> _Collected data entries_
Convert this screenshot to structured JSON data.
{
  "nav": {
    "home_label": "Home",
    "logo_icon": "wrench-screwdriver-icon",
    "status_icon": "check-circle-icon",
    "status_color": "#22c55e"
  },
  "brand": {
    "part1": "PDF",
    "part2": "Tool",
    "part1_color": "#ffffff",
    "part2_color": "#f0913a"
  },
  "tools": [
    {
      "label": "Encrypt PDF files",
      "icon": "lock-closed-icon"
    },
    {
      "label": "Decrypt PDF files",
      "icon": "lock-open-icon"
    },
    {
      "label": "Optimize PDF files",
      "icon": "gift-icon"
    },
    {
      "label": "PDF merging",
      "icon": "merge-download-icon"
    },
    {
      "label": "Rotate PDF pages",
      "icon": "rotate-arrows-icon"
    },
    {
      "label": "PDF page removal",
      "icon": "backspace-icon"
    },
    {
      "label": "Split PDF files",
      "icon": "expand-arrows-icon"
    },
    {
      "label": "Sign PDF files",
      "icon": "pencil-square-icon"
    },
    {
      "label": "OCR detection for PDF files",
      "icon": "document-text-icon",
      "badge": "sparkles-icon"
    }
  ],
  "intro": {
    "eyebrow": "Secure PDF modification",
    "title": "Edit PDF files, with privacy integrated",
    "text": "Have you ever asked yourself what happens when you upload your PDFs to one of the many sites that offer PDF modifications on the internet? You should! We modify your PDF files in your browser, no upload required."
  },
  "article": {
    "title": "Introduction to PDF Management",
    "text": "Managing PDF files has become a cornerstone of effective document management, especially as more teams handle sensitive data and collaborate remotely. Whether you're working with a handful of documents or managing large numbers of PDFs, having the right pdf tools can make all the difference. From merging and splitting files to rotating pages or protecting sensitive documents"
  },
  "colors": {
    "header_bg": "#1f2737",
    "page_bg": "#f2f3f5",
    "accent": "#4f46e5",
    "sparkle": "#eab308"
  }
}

> _The request_
Write down every line of the data exactly as it appears above.

> _Answer_
Convert this screenshot to structured JSON data.
{
  "nav": {
    "home_label": "Home",
    "logo_icon": "wrench-screwdriver-icon",
    "status_icon": "check-circle-icon",
    "status_color": "#22c55e"
  },
  "brand": {
    "part1": "PDF",
    "part2": "Tool",
    "part1_color": "#ffffff",
    "part2_color": "#f0913a"
  },
  "tools": [
    {
      "label": "Encrypt PDF files",
      "icon": "lock-closed-icon"
    },
    {
      "label": "Decrypt PDF files",
      "icon": "lock-open-icon"
    },
    {
      "label": "Optimize PDF files",
      "icon": "gift-icon"
    },
    {
      "label": "PDF merging",
      "icon": "merge-download-icon"
    },
    {
      "label": "Rotate PDF pages",
      "icon": "rotate-arrows-icon"
    },
    {
      "label": "PDF page removal",
      "icon": "backspace-icon"
    },
    {
      "label": "Split PDF files",
      "icon": "expand-arrows-icon"
    },
    {
      "label": "Sign PDF files",
      "icon": "pencil-square-icon"
    },
    {
      "label": "OCR detection for PDF files",
      "icon": "document-text-icon",
      "badge": "sparkles-icon"
    }
  ],
  "intro": {
    "eyebrow": "Secure PDF modification",
    "title": "Edit PDF files, with privacy integrated",
    "text": "Have you ever asked yourself what happens when you upload your PDFs to one of the many sites that offer PDF modifications on the internet? You should! We modify your PDF files in your browser, no upload required."
  },
  "article": {
    "title": "Introduction to PDF Management",
    "text": "Managing PDF files has become a cornerstone of effective document management, especially as more teams handle sensitive data and collaborate remotely. Whether you're working with a handful of documents or managing large numbers of PDFs, having the right pdf tools can make all the difference. From merging and splitting files to rotating pages or protecting sensitive documents"
  },
  "colors": {
    "header_bg": "#1f2737",
    "page_bg": "#f2f3f5",
    "accent": "#4f46e5",
    "sparkle": "#eab308"
  }
}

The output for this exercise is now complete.